_Selected excerpt_

/---

I think it's wrong, on the particle there should be a greater force, proportional to the gamma factor. But maybe the author intended to refer to its mass and not to its weight (which kind of book is it? Is it a universitary text?)
Quote
What would you expect would happen to the magnitude of the gravitational field if the source of the field was moving?
Don't know, but is it really the same question as the particle's weight?
Quote
Authors who don't use and don't like the concept of relativistic mass make arguments such as the following which are from Appendix F in the text Special Relativity by T.M. Helliwell page 259. I'm going to paraphrase a bit to save myself some typing but the essence of what I'm quoting will not be changed. The author uses the symbol mR to represent relativistic mass.
Quote
(i) By hiding √{1 - v2} in the mass, we may forget it is there. ...

(ii) One may get the mistaken impression that to go from classical to relativistic mechanics its only necessary to replay all masses by mR. This certainly works for the momentum p = mRv, but it does not work, for example, for kinetic energy: The relativistic kinetic energy is not (1/2)mRv2. And it works in Newton's second law F = ma only in the very special case where the force exerted on a particle is perpendicular to its velocity. In all other cases F != ma.

\---

_Dataset rows_
/---

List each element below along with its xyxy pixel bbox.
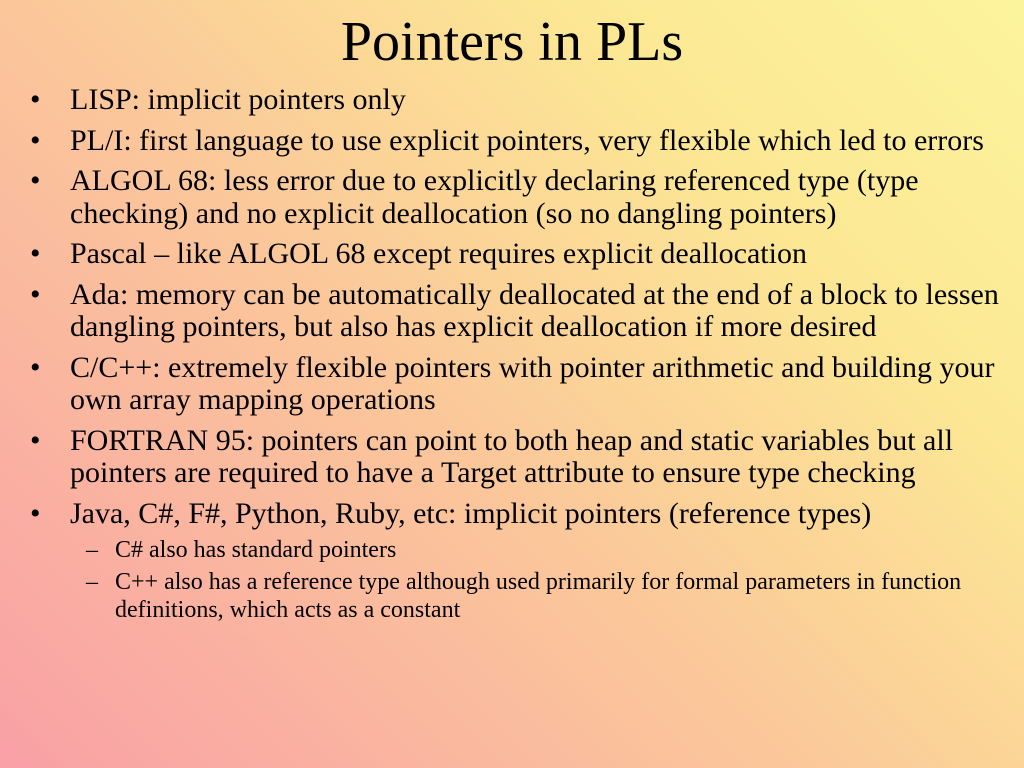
bullet-list <box>0 84 1024 632</box>
bullet-text: Ada: memory can be automatically deallocated at the end of a block to lessen dangling pointers, but also has explicit deallocation if more desired <box>70 277 999 343</box>
bullet-item-algol68 <box>0 165 1024 230</box>
sub-bullet-list <box>70 536 1004 624</box>
bullet-text: PL/I: first language to use explicit pointers, very flexible which led to errors <box>70 123 984 157</box>
bullet-dot-icon: • <box>30 423 41 457</box>
bullet-dot-icon: • <box>30 350 41 384</box>
bullet-text: Pascal – like ALGOL 68 except requires explicit deallocation <box>70 237 807 270</box>
bullet-item-pascal <box>0 238 1024 271</box>
bullet-dot-icon: • <box>30 237 41 270</box>
slide-title: Pointers in PLs <box>340 11 684 73</box>
bullet-dot-icon: • <box>30 164 41 197</box>
bullet-text: LISP: implicit pointers only <box>70 83 406 116</box>
bullet-text: C/C++: extremely flexible pointers with pointer arithmetic and building your own array mapping operations <box>70 350 995 416</box>
sub-bullet-item-cpp-reference <box>0 568 1004 624</box>
bullet-item-java-csharp <box>0 498 1024 625</box>
dash-icon: – <box>86 537 98 563</box>
sub-bullet-text: C++ also has a reference type although used primarily for formal parameters in function definitions, which acts as a constant <box>115 569 962 623</box>
bullet-item-ada <box>0 279 1024 344</box>
bullet-item-fortran95 <box>0 425 1024 490</box>
bullet-item-c-cpp <box>0 352 1024 417</box>
bullet-dot-icon: • <box>30 496 41 530</box>
bullet-text: FORTRAN 95: pointers can point to both heap and static variables but all pointers are required to have a Target attribute to ensure type checking <box>70 423 954 489</box>
bullet-text: Java, C#, F#, Python, Ruby, etc: implicit pointers (reference types) <box>70 496 872 530</box>
bullet-dot-icon: • <box>30 277 41 311</box>
bullet-item-pli <box>0 125 1024 158</box>
bullet-item-lisp <box>0 84 1024 117</box>
bullet-dot-icon: • <box>30 123 41 157</box>
bullet-text: ALGOL 68: less error due to explicitly declaring referenced type (type checking) and no explicit deallocation (so no dangling pointers) <box>70 164 919 230</box>
sub-bullet-item-csharp <box>0 536 1004 564</box>
sub-bullet-text: C# also has standard pointers <box>115 537 397 563</box>
dash-icon: – <box>86 569 98 595</box>
bullet-dot-icon: • <box>30 83 41 116</box>
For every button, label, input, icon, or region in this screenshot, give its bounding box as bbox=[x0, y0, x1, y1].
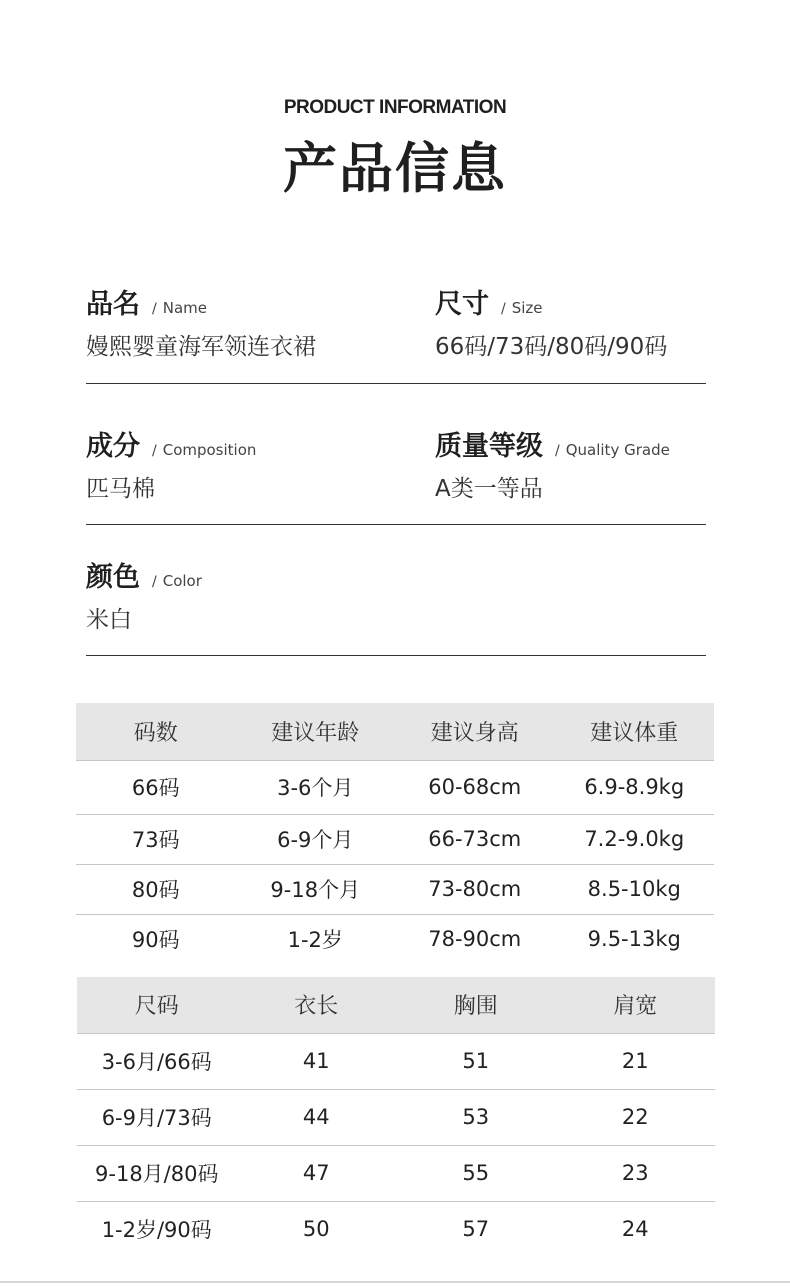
table-row bbox=[76, 864, 714, 914]
table-cell: 3-6月/66码 bbox=[77, 1033, 237, 1089]
table-cell: 60-68cm bbox=[395, 760, 555, 814]
table-row bbox=[77, 1145, 715, 1201]
table-cell: 73-80cm bbox=[395, 864, 555, 914]
field-grade-value: A类一等品 bbox=[435, 476, 543, 502]
table-header-row bbox=[77, 977, 715, 1033]
field-grade-label: 质量等级 bbox=[435, 431, 543, 462]
table-cell: 6-9月/73码 bbox=[77, 1089, 237, 1145]
table-header-cell: 建议身高 bbox=[395, 703, 555, 760]
table-cell: 51 bbox=[396, 1033, 556, 1089]
field-color-value: 米白 bbox=[86, 607, 132, 633]
field-name-separator: / bbox=[152, 301, 157, 317]
page-header bbox=[0, 96, 790, 204]
field-name-value: 嫚熙婴童海军领连衣裙 bbox=[86, 334, 316, 360]
table-row bbox=[76, 814, 714, 864]
field-size-label: 尺寸 bbox=[435, 289, 489, 320]
field-color-english: Color bbox=[162, 572, 202, 590]
field-name-english: Name bbox=[162, 299, 207, 317]
field-size-english: Size bbox=[511, 299, 543, 317]
field-grade-english: Quality Grade bbox=[565, 441, 670, 459]
field-grade bbox=[435, 424, 670, 503]
table-cell: 78-90cm bbox=[428, 927, 522, 952]
field-color bbox=[86, 555, 202, 634]
table-cell: 3-6个月 bbox=[236, 760, 396, 814]
garment-measurement-table bbox=[77, 977, 715, 1257]
table-cell: 9-18个月 bbox=[236, 864, 396, 914]
info-row-color bbox=[86, 525, 706, 656]
page-title: 产品信息 bbox=[283, 137, 507, 200]
field-size-separator: / bbox=[501, 301, 506, 317]
table-cell: 1-2岁/90码 bbox=[101, 1218, 212, 1243]
field-name-label: 品名 bbox=[86, 289, 140, 320]
table-cell: 73码 bbox=[76, 814, 236, 864]
field-color-separator: / bbox=[152, 574, 157, 590]
page-subtitle: PRODUCT INFORMATION bbox=[283, 97, 507, 118]
table-cell: 55 bbox=[396, 1145, 556, 1201]
table-cell: 6.9-8.9kg bbox=[555, 760, 715, 814]
product-info-section bbox=[86, 282, 706, 656]
table-cell: 90码 bbox=[131, 928, 180, 953]
table-cell: 24 bbox=[621, 1217, 649, 1242]
field-composition-value: 匹马棉 bbox=[86, 476, 155, 502]
table-header-cell: 码数 bbox=[76, 703, 236, 760]
table-cell: 9.5-13kg bbox=[587, 927, 681, 952]
field-composition-label: 成分 bbox=[86, 431, 140, 462]
table-cell: 80码 bbox=[76, 864, 236, 914]
table-cell: 66-73cm bbox=[395, 814, 555, 864]
table-header-row bbox=[76, 703, 714, 760]
field-size-value: 66码/73码/80码/90码 bbox=[435, 334, 668, 360]
field-name bbox=[86, 282, 316, 361]
field-composition-english: Composition bbox=[162, 441, 257, 459]
table-row bbox=[76, 760, 714, 814]
table-header-cell: 胸围 bbox=[396, 977, 556, 1033]
table-row bbox=[77, 1089, 715, 1145]
table-cell: 8.5-10kg bbox=[555, 864, 715, 914]
field-color-label: 颜色 bbox=[86, 562, 140, 593]
field-grade-separator: / bbox=[555, 443, 560, 459]
table-cell: 41 bbox=[237, 1033, 397, 1089]
table-cell: 47 bbox=[237, 1145, 397, 1201]
table-cell: 1-2岁 bbox=[287, 928, 343, 953]
field-composition bbox=[86, 424, 256, 503]
table-cell: 23 bbox=[556, 1145, 716, 1201]
table-row bbox=[77, 1201, 715, 1257]
table-cell: 9-18月/80码 bbox=[77, 1145, 237, 1201]
table-header-cell: 建议体重 bbox=[555, 703, 715, 760]
table-cell: 66码 bbox=[76, 760, 236, 814]
field-composition-separator: / bbox=[152, 443, 157, 459]
table-cell: 57 bbox=[462, 1217, 490, 1242]
table-header-cell: 尺码 bbox=[77, 977, 237, 1033]
table-cell: 50 bbox=[302, 1217, 330, 1242]
table-row bbox=[77, 1033, 715, 1089]
table-header-cell: 衣长 bbox=[237, 977, 397, 1033]
field-size bbox=[435, 282, 667, 361]
table-cell: 6-9个月 bbox=[236, 814, 396, 864]
table-cell: 7.2-9.0kg bbox=[555, 814, 715, 864]
size-recommendation-table bbox=[76, 703, 714, 964]
info-row-composition-grade bbox=[86, 384, 706, 525]
info-row-name-size bbox=[86, 282, 706, 384]
table-cell: 21 bbox=[556, 1033, 716, 1089]
table-row bbox=[76, 914, 714, 964]
table-header-cell: 肩宽 bbox=[556, 977, 716, 1033]
table-header-cell: 建议年龄 bbox=[236, 703, 396, 760]
table-cell: 22 bbox=[556, 1089, 716, 1145]
table-cell: 53 bbox=[396, 1089, 556, 1145]
bottom-divider bbox=[0, 1281, 790, 1283]
table-cell: 44 bbox=[237, 1089, 397, 1145]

\---

_What this task involves_
Write the next part of the relativistic mass discussion, picking up after its last sentence.

_Exercise result_
(iii) Relativity fundamentally serves to correct our notions about time and space. That is, it is really the dynamical equations dealing with motion, like energy and momentum, that ought to be changed, and not the properties of individual particles, like mass.

(iii) When relativity is cast in four-dimensional spacetime form, ...., the idea of relativistic mass is out of place and clumsy.
I agree with these three points and I would even add others, but I've already discussed about them in many other threads. All of this in SR only, however, even because I don't know anything of GR.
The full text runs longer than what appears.